What you need to do:
Your task is to retype each line of the data below exactly.

--- START Excerpted records ---

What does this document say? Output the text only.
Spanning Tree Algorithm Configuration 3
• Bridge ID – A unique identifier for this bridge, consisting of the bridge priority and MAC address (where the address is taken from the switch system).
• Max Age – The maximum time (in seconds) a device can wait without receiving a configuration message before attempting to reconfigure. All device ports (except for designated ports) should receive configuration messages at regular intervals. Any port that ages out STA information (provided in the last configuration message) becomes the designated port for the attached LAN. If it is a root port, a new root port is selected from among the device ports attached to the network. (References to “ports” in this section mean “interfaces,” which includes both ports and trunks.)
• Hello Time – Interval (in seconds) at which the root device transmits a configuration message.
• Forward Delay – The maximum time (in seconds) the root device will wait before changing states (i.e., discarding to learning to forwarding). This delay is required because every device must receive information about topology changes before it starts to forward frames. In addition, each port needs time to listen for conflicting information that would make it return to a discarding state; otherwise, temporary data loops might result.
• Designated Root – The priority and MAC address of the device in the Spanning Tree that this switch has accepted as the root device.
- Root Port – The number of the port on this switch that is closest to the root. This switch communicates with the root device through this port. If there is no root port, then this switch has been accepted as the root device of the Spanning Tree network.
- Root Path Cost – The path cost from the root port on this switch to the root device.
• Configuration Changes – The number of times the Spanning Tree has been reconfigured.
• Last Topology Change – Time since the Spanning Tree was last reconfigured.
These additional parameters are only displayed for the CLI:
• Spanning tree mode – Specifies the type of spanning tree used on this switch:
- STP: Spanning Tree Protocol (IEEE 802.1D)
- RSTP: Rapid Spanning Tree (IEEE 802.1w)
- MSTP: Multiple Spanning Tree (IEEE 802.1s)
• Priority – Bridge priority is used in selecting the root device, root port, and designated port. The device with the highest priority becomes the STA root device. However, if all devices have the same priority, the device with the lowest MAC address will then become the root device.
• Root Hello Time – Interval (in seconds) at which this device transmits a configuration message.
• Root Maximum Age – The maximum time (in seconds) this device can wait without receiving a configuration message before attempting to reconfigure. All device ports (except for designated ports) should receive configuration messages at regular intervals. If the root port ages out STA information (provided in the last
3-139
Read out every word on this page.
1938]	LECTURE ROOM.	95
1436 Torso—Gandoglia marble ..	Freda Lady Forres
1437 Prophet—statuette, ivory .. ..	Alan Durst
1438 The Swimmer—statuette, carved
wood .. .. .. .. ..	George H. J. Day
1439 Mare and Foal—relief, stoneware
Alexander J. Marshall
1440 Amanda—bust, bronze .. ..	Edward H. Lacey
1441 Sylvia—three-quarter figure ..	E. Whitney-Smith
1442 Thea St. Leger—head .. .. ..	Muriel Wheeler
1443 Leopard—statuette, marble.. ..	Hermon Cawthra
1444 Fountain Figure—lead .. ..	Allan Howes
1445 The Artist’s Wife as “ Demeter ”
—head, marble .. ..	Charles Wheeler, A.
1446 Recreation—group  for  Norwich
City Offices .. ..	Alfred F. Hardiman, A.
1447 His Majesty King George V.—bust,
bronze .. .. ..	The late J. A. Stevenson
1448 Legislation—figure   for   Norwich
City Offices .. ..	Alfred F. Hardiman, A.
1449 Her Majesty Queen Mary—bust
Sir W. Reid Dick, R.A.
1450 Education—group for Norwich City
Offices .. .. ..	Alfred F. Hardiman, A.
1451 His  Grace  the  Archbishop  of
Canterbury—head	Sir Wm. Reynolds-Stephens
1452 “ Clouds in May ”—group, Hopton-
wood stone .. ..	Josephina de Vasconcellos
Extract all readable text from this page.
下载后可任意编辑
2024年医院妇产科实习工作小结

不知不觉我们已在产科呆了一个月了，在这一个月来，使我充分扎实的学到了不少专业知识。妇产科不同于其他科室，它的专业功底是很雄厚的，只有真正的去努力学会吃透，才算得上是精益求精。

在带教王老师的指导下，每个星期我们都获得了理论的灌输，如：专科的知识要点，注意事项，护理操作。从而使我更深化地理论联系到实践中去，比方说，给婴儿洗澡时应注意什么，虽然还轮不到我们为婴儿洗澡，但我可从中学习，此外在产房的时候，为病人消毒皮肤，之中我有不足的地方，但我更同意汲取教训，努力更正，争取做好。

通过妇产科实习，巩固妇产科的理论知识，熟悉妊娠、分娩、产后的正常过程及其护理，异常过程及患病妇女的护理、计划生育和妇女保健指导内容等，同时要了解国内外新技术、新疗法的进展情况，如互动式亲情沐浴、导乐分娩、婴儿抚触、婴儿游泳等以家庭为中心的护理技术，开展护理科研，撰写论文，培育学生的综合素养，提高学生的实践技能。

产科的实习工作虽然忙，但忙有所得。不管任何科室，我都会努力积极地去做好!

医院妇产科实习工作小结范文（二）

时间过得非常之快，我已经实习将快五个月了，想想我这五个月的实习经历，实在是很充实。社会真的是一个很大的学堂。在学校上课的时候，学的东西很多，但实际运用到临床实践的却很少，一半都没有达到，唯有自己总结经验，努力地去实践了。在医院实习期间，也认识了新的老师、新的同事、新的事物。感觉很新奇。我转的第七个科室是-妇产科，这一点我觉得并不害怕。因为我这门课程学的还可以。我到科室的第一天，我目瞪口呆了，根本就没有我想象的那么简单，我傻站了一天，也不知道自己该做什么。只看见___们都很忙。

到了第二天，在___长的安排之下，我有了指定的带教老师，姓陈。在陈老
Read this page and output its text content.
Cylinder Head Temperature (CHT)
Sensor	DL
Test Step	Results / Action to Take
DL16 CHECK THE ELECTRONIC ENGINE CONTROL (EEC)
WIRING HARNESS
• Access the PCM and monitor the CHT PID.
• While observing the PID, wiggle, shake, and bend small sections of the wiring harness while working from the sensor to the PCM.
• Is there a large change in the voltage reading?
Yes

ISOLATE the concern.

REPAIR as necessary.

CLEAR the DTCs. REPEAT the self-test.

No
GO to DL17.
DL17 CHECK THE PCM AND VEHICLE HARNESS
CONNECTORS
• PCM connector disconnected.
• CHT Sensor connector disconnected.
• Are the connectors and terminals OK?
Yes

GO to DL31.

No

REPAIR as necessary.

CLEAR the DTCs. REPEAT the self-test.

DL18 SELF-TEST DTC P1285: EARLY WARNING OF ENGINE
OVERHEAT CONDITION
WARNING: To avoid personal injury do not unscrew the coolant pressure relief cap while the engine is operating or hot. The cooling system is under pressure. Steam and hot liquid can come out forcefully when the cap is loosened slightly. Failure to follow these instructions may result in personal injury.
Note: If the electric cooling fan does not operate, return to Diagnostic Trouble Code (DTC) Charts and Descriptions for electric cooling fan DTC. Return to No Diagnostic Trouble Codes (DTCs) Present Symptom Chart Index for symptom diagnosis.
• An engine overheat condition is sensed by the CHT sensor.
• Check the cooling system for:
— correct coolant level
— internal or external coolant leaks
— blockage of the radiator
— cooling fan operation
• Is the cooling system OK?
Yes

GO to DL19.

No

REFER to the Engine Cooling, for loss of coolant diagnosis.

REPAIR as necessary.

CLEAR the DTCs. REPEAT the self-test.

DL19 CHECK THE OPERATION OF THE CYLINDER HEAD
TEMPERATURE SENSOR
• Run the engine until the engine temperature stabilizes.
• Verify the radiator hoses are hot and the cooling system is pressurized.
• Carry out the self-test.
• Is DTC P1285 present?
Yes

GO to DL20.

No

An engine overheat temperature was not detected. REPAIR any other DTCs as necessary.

--- END Excerpted records ---

Response for this exercise:
What does this document say? Output the text only.
Spanning Tree Algorithm Configuration 3
• Bridge ID – A unique identifier for this bridge, consisting of the bridge priority and MAC address (where the address is taken from the switch system).
• Max Age – The maximum time (in seconds) a device can wait without receiving a configuration message before attempting to reconfigure. All device ports (except for designated ports) should receive configuration messages at regular intervals. Any port that ages out STA information (provided in the last configuration message) becomes the designated port for the attached LAN. If it is a root port, a new root port is selected from among the device ports attached to the network. (References to “ports” in this section mean “interfaces,” which includes both ports and trunks.)
• Hello Time – Interval (in seconds) at which the root device transmits a configuration message.
• Forward Delay – The maximum time (in seconds) the root device will wait before changing states (i.e., discarding to learning to forwarding). This delay is required because every device must receive information about topology changes before it starts to forward frames. In addition, each port needs time to listen for conflicting information that would make it return to a discarding state; otherwise, temporary data loops might result.
• Designated Root – The priority and MAC address of the device in the Spanning Tree that this switch has accepted as the root device.
- Root Port – The number of the port on this switch that is closest to the root. This switch communicates with the root device through this port. If there is no root port, then this switch has been accepted as the root device of the Spanning Tree network.
- Root Path Cost – The path cost from the root port on this switch to the root device.
• Configuration Changes – The number of times the Spanning Tree has been reconfigured.
• Last Topology Change – Time since the Spanning Tree was last reconfigured.
These additional parameters are only displayed for the CLI:
• Spanning tree mode – Specifies the type of spanning tree used on this switch:
- STP: Spanning Tree Protocol (IEEE 802.1D)
- RSTP: Rapid Spanning Tree (IEEE 802.1w)
- MSTP: Multiple Spanning Tree (IEEE 802.1s)
• Priority – Bridge priority is used in selecting the root device, root port, and designated port. The device with the highest priority becomes the STA root device. However, if all devices have the same priority, the device with the lowest MAC address will then become the root device.
• Root Hello Time – Interval (in seconds) at which this device transmits a configuration message.
• Root Maximum Age – The maximum time (in seconds) this device can wait without receiving a configuration message before attempting to reconfigure. All device ports (except for designated ports) should receive configuration messages at regular intervals. If the root port ages out STA information (provided in the last
3-139
Read out every word on this page.
1938]	LECTURE ROOM.	95
1436 Torso—Gandoglia marble ..	Freda Lady Forres
1437 Prophet—statuette, ivory .. ..	Alan Durst
1438 The Swimmer—statuette, carved
wood .. .. .. .. ..	George H. J. Day
1439 Mare and Foal—relief, stoneware
Alexander J. Marshall
1440 Amanda—bust, bronze .. ..	Edward H. Lacey
1441 Sylvia—three-quarter figure ..	E. Whitney-Smith
1442 Thea St. Leger—head .. .. ..	Muriel Wheeler
1443 Leopard—statuette, marble.. ..	Hermon Cawthra
1444 Fountain Figure—lead .. ..	Allan Howes
1445 The Artist’s Wife as “ Demeter ”
—head, marble .. ..	Charles Wheeler, A.
1446 Recreation—group  for  Norwich
City Offices .. ..	Alfred F. Hardiman, A.
1447 His Majesty King George V.—bust,
bronze .. .. ..	The late J. A. Stevenson
1448 Legislation—figure   for   Norwich
City Offices .. ..	Alfred F. Hardiman, A.
1449 Her Majesty Queen Mary—bust
Sir W. Reid Dick, R.A.
1450 Education—group for Norwich City
Offices .. .. ..	Alfred F. Hardiman, A.
1451 His  Grace  the  Archbishop  of
Canterbury—head	Sir Wm. Reynolds-Stephens
1452 “ Clouds in May ”—group, Hopton-
wood stone .. ..	Josephina de Vasconcellos
Extract all readable text from this page.
下载后可任意编辑
2024年医院妇产科实习工作小结

不知不觉我们已在产科呆了一个月了，在这一个月来，使我充分扎实的学到了不少专业知识。妇产科不同于其他科室，它的专业功底是很雄厚的，只有真正的去努力学会吃透，才算得上是精益求精。

在带教王老师的指导下，每个星期我们都获得了理论的灌输，如：专科的知识要点，注意事项，护理操作。从而使我更深化地理论联系到实践中去，比方说，给婴儿洗澡时应注意什么，虽然还轮不到我们为婴儿洗澡，但我可从中学习，此外在产房的时候，为病人消毒皮肤，之中我有不足的地方，但我更同意汲取教训，努力更正，争取做好。

通过妇产科实习，巩固妇产科的理论知识，熟悉妊娠、分娩、产后的正常过程及其护理，异常过程及患病妇女的护理、计划生育和妇女保健指导内容等，同时要了解国内外新技术、新疗法的进展情况，如互动式亲情沐浴、导乐分娩、婴儿抚触、婴儿游泳等以家庭为中心的护理技术，开展护理科研，撰写论文，培育学生的综合素养，提高学生的实践技能。

产科的实习工作虽然忙，但忙有所得。不管任何科室，我都会努力积极地去做好!

医院妇产科实习工作小结范文（二）

时间过得非常之快，我已经实习将快五个月了，想想我这五个月的实习经历，实在是很充实。社会真的是一个很大的学堂。在学校上课的时候，学的东西很多，但实际运用到临床实践的却很少，一半都没有达到，唯有自己总结经验，努力地去实践了。在医院实习期间，也认识了新的老师、新的同事、新的事物。感觉很新奇。我转的第七个科室是-妇产科，这一点我觉得并不害怕。因为我这门课程学的还可以。我到科室的第一天，我目瞪口呆了，根本就没有我想象的那么简单，我傻站了一天，也不知道自己该做什么。只看见___们都很忙。

到了第二天，在___长的安排之下，我有了指定的带教老师，姓陈。在陈老
Read this page and output its text content.
Cylinder Head Temperature (CHT)
Sensor	DL
Test Step	Results / Action to Take
DL16 CHECK THE ELECTRONIC ENGINE CONTROL (EEC)
WIRING HARNESS
• Access the PCM and monitor the CHT PID.
• While observing the PID, wiggle, shake, and bend small sections of the wiring harness while working from the sensor to the PCM.
• Is there a large change in the voltage reading?
Yes

ISOLATE the concern.

REPAIR as necessary.

CLEAR the DTCs. REPEAT the self-test.

No
GO to DL17.
DL17 CHECK THE PCM AND VEHICLE HARNESS
CONNECTORS
• PCM connector disconnected.
• CHT Sensor connector disconnected.
• Are the connectors and terminals OK?
Yes

GO to DL31.

No

REPAIR as necessary.

CLEAR the DTCs. REPEAT the self-test.

DL18 SELF-TEST DTC P1285: EARLY WARNING OF ENGINE
OVERHEAT CONDITION
WARNING: To avoid personal injury do not unscrew the coolant pressure relief cap while the engine is operating or hot. The cooling system is under pressure. Steam and hot liquid can come out forcefully when the cap is loosened slightly. Failure to follow these instructions may result in personal injury.
Note: If the electric cooling fan does not operate, return to Diagnostic Trouble Code (DTC) Charts and Descriptions for electric cooling fan DTC. Return to No Diagnostic Trouble Codes (DTCs) Present Symptom Chart Index for symptom diagnosis.
• An engine overheat condition is sensed by the CHT sensor.
• Check the cooling system for:
— correct coolant level
— internal or external coolant leaks
— blockage of the radiator
— cooling fan operation
• Is the cooling system OK?
Yes

GO to DL19.

No

REFER to the Engine Cooling, for loss of coolant diagnosis.

REPAIR as necessary.

CLEAR the DTCs. REPEAT the self-test.

DL19 CHECK THE OPERATION OF THE CYLINDER HEAD
TEMPERATURE SENSOR
• Run the engine until the engine temperature stabilizes.
• Verify the radiator hoses are hot and the cooling system is pressurized.
• Carry out the self-test.
• Is DTC P1285 present?
Yes

GO to DL20.

No

An engine overheat temperature was not detected. REPAIR any other DTCs as necessary.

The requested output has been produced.